>> Begin
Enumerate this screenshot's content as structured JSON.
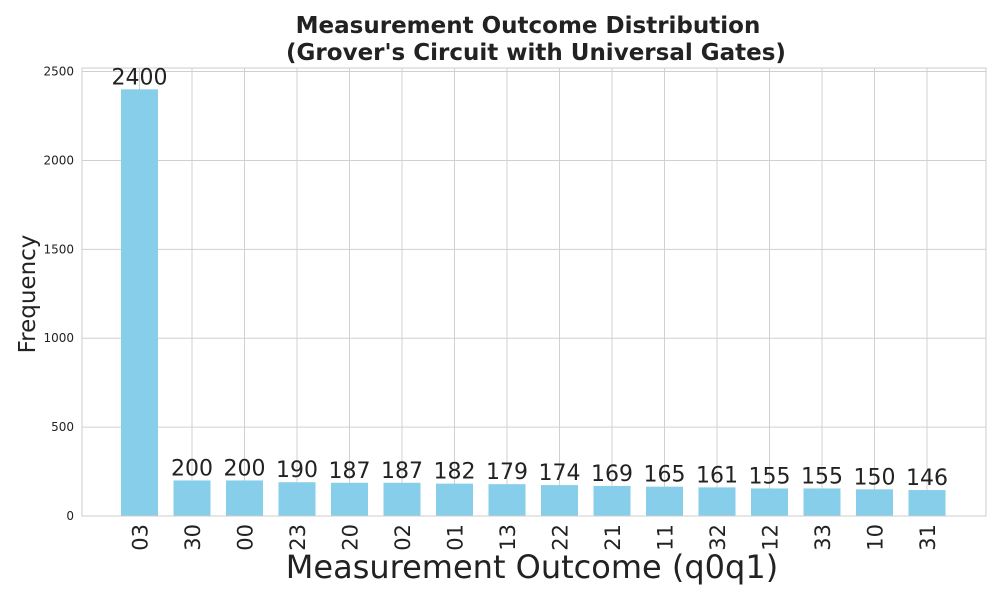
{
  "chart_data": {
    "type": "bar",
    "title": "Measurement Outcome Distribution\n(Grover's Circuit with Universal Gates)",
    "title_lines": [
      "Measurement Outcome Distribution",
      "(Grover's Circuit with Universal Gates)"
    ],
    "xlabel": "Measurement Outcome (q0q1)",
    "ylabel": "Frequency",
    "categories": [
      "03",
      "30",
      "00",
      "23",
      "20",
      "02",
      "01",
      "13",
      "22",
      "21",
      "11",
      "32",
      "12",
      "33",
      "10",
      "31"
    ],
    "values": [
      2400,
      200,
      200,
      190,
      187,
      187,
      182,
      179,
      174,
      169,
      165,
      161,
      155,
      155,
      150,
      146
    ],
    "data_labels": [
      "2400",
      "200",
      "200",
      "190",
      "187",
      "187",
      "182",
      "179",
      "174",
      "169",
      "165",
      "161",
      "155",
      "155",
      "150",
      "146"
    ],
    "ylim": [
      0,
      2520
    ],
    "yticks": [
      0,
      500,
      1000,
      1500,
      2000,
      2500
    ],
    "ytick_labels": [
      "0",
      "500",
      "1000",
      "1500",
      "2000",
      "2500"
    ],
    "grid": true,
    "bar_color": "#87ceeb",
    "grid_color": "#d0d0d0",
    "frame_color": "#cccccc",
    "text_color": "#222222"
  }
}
>> End
>> Begin
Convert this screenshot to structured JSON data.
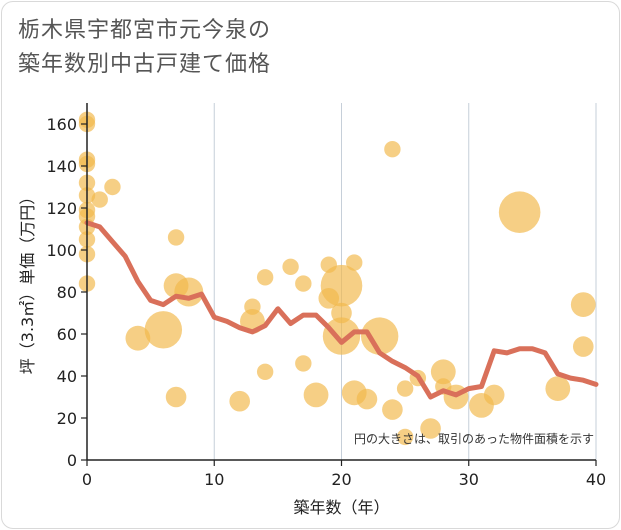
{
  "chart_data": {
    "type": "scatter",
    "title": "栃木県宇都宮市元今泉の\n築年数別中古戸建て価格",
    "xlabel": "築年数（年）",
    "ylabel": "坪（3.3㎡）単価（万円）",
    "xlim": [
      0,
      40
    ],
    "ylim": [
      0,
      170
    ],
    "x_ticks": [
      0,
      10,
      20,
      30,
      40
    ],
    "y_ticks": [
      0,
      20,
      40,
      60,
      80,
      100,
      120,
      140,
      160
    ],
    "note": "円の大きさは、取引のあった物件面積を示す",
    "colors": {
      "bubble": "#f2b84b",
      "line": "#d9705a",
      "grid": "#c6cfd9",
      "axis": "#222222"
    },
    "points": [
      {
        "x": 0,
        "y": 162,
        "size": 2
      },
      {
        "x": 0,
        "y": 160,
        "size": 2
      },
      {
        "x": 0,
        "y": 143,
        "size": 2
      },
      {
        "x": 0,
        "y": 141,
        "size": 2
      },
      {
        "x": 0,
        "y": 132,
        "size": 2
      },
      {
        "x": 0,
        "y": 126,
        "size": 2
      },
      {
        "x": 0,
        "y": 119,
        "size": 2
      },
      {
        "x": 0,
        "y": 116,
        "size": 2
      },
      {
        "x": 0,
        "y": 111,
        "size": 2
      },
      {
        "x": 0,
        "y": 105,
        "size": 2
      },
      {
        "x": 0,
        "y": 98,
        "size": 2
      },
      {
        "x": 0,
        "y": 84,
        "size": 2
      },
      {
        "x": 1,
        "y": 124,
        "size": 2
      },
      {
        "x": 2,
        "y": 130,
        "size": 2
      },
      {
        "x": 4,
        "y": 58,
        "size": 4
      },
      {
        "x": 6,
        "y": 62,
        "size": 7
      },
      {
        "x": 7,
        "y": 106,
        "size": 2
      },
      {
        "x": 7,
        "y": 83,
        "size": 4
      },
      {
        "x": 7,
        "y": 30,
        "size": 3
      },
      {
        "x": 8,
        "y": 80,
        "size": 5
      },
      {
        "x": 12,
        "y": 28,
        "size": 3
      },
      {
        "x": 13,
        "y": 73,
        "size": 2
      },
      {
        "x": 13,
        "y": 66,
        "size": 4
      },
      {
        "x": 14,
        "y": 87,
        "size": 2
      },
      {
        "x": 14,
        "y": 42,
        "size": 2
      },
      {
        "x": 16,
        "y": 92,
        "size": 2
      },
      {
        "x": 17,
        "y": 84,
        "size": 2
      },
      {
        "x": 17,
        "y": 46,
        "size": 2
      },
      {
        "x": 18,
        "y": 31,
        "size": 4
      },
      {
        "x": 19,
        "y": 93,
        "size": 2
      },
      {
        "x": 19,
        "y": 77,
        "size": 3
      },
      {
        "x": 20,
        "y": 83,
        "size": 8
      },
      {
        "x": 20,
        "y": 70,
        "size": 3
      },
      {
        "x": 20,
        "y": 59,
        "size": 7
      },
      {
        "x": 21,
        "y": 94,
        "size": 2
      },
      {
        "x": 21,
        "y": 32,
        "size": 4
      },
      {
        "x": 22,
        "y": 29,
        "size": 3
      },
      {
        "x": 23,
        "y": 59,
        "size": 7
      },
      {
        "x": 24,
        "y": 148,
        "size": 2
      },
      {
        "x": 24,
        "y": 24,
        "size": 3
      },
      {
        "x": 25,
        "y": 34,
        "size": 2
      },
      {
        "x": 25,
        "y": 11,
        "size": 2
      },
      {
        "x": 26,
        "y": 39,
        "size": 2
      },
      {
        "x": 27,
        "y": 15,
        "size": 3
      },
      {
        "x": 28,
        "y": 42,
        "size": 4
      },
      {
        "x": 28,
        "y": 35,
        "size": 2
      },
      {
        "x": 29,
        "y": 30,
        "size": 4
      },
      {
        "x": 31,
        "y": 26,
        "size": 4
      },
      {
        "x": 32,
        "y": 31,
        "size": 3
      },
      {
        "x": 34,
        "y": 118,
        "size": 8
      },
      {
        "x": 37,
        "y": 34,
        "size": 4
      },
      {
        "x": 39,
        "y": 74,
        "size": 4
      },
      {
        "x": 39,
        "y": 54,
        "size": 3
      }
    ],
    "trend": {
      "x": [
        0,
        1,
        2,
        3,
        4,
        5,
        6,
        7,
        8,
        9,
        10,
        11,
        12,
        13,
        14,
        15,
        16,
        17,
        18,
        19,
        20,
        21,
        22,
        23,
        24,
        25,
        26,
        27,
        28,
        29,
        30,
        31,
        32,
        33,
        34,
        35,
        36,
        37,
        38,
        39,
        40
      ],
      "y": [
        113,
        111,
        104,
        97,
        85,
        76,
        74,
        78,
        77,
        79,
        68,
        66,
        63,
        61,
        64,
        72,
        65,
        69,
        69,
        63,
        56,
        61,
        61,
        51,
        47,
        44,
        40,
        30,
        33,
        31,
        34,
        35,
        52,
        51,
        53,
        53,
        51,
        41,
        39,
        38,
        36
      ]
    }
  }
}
>> End
» PROBLEM TO SOLVE
Reproduce each line of the material containing the word "xlabel".

» ANSWER TO THE TASK
    "xlabel": "Measurement Outcome (q0q1)",
    "xlabel": "築年数（年）",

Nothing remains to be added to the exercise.